# GIVEN RECORDS:
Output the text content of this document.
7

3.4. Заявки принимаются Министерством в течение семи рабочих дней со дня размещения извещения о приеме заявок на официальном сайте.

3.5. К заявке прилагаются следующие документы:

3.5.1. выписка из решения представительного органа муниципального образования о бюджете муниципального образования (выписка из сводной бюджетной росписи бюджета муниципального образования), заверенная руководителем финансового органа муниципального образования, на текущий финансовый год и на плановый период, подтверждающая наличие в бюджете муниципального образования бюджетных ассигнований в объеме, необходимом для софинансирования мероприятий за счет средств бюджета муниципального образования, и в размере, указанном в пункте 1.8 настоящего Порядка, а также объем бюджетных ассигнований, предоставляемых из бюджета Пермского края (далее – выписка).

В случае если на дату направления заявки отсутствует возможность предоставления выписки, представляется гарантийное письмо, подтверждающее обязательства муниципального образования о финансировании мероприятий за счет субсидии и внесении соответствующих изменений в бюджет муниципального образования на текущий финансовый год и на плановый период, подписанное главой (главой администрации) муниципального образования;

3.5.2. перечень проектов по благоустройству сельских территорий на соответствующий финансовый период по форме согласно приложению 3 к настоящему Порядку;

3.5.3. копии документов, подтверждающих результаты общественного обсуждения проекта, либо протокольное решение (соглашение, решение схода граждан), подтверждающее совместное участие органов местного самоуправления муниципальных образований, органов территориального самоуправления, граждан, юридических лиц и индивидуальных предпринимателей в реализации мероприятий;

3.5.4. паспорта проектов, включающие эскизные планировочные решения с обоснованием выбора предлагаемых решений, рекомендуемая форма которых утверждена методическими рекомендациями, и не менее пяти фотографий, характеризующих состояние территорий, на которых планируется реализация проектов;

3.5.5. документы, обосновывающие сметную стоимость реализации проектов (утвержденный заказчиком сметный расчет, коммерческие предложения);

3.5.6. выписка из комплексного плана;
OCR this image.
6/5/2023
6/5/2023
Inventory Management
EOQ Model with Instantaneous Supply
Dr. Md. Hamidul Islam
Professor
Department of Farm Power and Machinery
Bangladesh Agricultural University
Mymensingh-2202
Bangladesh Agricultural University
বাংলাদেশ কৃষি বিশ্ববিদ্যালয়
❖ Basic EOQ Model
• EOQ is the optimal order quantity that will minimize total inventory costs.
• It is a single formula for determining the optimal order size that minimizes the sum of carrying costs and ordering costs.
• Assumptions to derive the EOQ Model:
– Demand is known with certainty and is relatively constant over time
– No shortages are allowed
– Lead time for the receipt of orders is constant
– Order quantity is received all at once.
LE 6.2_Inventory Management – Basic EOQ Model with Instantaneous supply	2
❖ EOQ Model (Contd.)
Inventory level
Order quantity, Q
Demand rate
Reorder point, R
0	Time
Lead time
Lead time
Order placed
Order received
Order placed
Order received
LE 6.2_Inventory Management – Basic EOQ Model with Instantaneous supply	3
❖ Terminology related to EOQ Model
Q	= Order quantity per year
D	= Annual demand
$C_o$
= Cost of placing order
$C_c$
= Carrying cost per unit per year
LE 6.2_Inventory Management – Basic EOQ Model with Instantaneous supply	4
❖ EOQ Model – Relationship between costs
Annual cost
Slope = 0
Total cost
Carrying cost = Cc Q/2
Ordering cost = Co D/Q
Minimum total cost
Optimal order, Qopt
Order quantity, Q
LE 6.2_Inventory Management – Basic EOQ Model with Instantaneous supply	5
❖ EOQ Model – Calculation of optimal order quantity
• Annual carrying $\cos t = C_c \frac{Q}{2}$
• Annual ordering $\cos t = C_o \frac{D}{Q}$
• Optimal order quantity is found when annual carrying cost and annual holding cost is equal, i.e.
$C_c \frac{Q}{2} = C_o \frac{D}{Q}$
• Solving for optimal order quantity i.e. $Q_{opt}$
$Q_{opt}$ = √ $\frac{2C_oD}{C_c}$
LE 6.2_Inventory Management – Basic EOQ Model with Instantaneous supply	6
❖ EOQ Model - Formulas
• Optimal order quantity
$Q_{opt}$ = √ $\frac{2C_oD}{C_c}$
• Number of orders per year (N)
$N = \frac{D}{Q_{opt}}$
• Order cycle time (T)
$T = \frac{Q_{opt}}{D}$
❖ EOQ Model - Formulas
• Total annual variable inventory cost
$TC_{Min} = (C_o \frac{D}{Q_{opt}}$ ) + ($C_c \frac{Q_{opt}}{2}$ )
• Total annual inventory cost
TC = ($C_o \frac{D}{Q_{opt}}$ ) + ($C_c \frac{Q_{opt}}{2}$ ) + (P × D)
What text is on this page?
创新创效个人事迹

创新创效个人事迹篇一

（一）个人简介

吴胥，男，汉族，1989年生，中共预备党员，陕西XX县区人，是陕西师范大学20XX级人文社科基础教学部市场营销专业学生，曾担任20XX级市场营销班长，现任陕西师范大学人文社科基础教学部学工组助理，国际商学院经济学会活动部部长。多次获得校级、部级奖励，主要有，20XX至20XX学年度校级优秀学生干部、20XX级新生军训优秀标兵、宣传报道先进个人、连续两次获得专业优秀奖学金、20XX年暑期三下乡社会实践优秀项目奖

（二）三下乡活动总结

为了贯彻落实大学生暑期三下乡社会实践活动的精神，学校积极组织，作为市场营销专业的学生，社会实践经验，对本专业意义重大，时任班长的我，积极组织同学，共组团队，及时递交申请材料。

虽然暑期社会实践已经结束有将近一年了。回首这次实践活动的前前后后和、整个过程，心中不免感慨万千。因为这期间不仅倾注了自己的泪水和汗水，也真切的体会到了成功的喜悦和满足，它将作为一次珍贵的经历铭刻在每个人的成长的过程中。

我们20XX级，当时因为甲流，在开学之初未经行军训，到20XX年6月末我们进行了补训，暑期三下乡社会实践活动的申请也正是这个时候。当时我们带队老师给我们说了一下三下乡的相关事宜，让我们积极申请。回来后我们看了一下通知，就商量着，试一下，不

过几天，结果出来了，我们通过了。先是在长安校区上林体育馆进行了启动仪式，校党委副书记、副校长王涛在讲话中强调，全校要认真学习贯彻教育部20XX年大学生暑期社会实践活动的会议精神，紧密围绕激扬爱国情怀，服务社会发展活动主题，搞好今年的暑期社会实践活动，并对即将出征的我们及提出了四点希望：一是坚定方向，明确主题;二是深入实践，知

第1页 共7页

# TASK STATEMENT:
Extract from the material all lines containing the string "that".

# ANSWER TO THIS EXERCISE:
• EOQ is the optimal order quantity that will minimize total inventory costs.
• It is a single formula for determining the optimal order size that minimizes the sum of carrying costs and ordering costs.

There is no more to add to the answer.